— START OF Passage shown —

That’s some great news. I’ve always said that if I can’t participate fully in society, why in the fuck do I have the same tax burden as everyone else in my income bracket? Because that’s like two people each paying $1000 at a department store and one winding up with a 52″ LCD television and the other one winding up with a 1969 black and white Magnavox. If I can’t have the same rights, why does owning a Kia cost me the same as the people who get the Rolls?
Dennis,
It is people with your attitude that turns straight people against gay people. I am not gay but I do support rights for those who are. However, being gay does not give you the right to redefine the English language. The word ‘marriage’ has a long and defined tradition of meaning exactly a man and a woman. Why not call it something else? Like, civil union or domestic partner, or something else that would be agreeable, instead of making it look like an ‘in your face’ war. People with your attitude will only contribute to more Matthew Sheppard incidents.
The decision regarding DOMA was another heartening event in the progress toward civic equality for gay people. Across all demographics, people are moving toward an adult, rational understanding of sexuality. Watching O equivocate and temporize and weaszel out of support for gay equality has been enough to move me almost to tears of frustration and anger and disgust. But most of us are moving on in the right direction, even without leadership from the top. And I give us credit.
The word marriage has its roots in the Latin “matrimo,”nium which combines the two concepts “mater” meaning “mother” and the suffix “-monium” signifying “action, state, or condition.”
The union of two loving people was blessed by the Mother Goddess/es.
And under current laws, “civil unions” are actually any marriage today; as Dennis correctly points out, no marriage is legal unless a “marriage license” from the state, with a fee paid to the state, is signed and mailed back to the state. That license grants certain federal privileges and rights which are denied to those who must default to what you propose, a civil union, or domestic partnership.
Since in fact “marriage” is currently a civil contract and is not valid–even if performed by the Pope or Pat Robertson without that state-authorized signed contract allowing certain state and federal rights and privileges–it sort of makes more sense to give everyone a civil union with federal rights and privileges, and let the religious part be handled by the church if desired by all involved.

— END OF Passage shown —

*Stated goal*
According to the comment thread on same-sex marriage, what must be signed and mailed back to the state for a marriage to be legal? The records below this comment thread on same-sex marriage come from a separate source.

— START OF Rows —

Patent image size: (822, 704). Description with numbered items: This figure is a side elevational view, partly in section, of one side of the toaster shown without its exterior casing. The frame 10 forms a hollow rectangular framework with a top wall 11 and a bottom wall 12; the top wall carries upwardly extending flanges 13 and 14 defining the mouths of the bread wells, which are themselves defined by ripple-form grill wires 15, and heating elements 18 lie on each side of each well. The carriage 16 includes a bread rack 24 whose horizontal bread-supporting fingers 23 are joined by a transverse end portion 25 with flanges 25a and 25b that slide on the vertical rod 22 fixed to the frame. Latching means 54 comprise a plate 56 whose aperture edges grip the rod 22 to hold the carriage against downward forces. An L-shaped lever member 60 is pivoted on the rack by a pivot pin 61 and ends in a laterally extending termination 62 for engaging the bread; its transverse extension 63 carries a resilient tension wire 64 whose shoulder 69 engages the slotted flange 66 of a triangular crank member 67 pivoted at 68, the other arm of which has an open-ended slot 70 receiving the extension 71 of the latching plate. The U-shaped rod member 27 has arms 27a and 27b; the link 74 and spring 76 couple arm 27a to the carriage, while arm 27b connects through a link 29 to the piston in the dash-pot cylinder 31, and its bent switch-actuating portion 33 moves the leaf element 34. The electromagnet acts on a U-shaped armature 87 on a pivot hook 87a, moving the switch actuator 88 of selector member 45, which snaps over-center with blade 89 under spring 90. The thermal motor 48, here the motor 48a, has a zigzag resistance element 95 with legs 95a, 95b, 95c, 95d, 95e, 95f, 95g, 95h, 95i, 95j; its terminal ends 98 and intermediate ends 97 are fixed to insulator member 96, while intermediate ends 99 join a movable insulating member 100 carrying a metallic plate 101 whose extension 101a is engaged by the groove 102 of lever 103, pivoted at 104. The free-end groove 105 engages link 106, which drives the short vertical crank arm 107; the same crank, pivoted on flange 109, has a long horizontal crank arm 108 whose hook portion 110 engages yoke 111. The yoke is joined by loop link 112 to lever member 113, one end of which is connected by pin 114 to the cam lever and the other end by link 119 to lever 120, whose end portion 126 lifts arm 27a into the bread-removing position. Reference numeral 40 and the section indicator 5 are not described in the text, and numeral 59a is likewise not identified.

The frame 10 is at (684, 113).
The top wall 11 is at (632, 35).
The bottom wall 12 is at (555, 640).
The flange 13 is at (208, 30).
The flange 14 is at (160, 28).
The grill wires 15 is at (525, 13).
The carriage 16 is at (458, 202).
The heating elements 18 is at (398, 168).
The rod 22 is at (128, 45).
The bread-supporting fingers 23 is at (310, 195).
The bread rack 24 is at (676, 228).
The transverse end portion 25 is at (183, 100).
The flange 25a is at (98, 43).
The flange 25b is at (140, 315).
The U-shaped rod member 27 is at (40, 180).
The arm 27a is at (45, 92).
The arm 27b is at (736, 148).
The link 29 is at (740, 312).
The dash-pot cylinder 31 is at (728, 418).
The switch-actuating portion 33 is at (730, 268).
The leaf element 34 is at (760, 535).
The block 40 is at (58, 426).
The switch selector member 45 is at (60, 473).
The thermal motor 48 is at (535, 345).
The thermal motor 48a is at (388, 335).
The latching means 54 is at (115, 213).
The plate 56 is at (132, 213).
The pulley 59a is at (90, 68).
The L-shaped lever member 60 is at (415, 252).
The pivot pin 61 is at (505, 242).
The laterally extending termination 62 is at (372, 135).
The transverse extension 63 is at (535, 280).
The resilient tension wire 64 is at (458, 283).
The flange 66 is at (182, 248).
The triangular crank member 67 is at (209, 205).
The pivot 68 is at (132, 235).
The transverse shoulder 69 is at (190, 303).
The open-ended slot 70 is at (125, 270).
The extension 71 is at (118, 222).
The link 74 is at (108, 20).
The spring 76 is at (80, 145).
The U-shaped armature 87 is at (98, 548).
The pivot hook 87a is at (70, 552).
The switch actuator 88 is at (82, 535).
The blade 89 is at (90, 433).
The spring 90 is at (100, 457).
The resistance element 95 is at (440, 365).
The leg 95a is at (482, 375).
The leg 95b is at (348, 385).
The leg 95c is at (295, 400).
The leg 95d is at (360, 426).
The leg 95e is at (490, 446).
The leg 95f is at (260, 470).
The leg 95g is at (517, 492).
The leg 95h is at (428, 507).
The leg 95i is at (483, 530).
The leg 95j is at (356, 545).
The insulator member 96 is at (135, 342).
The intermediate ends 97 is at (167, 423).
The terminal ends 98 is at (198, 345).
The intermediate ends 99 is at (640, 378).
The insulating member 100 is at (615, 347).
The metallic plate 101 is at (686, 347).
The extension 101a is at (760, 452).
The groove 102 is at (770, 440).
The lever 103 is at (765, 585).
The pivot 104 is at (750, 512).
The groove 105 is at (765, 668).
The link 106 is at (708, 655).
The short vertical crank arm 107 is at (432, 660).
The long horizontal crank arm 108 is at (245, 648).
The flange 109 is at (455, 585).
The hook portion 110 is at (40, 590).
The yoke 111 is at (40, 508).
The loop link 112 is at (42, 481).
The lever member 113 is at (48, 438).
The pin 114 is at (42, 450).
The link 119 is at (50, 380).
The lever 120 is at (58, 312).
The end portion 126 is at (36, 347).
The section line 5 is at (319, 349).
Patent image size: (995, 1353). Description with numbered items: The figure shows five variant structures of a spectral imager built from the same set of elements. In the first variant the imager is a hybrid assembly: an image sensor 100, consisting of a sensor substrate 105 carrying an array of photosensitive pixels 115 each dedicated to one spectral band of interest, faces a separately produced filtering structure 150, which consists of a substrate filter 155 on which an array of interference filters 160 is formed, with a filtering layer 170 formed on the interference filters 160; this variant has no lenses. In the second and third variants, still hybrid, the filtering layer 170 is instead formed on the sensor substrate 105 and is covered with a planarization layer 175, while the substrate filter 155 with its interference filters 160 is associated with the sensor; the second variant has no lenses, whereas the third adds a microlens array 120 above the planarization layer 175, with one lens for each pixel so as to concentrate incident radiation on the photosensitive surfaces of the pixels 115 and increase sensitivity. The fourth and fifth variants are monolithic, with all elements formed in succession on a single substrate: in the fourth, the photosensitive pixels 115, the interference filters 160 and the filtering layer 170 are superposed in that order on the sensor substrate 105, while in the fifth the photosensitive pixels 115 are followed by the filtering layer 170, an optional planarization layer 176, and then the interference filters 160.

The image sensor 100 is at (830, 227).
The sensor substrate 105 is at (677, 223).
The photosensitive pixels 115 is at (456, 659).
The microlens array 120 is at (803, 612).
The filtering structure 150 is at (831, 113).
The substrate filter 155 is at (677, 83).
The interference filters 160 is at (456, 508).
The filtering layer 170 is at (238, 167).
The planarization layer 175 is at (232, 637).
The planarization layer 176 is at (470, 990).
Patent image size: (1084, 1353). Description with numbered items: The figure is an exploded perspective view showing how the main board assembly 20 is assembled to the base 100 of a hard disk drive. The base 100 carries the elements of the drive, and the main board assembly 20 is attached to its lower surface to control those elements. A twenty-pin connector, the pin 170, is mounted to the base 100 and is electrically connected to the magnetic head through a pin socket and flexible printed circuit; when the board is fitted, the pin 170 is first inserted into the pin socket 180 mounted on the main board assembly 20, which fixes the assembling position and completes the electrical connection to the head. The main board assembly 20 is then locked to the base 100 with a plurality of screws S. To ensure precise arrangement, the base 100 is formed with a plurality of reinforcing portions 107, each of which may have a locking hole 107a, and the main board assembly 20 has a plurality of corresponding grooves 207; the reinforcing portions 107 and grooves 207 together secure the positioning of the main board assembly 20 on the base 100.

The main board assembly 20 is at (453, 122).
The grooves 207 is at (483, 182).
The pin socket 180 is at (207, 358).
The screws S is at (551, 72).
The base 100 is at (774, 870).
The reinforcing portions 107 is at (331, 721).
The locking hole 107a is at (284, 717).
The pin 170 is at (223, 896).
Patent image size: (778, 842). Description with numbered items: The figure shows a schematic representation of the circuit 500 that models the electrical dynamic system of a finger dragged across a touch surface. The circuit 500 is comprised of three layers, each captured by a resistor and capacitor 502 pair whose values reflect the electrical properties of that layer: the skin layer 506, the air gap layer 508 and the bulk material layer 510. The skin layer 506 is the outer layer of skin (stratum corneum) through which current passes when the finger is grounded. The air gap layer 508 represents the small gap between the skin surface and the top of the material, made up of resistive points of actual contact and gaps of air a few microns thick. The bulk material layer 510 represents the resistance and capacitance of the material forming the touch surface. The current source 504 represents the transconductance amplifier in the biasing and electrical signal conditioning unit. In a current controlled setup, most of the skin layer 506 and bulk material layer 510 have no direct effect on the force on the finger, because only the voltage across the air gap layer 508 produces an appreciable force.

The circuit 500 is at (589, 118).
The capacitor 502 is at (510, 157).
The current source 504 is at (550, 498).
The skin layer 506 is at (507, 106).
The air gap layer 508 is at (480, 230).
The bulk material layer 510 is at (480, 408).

— END OF Rows —

*Task solution*
A marriage license from the state, with a fee paid to the state.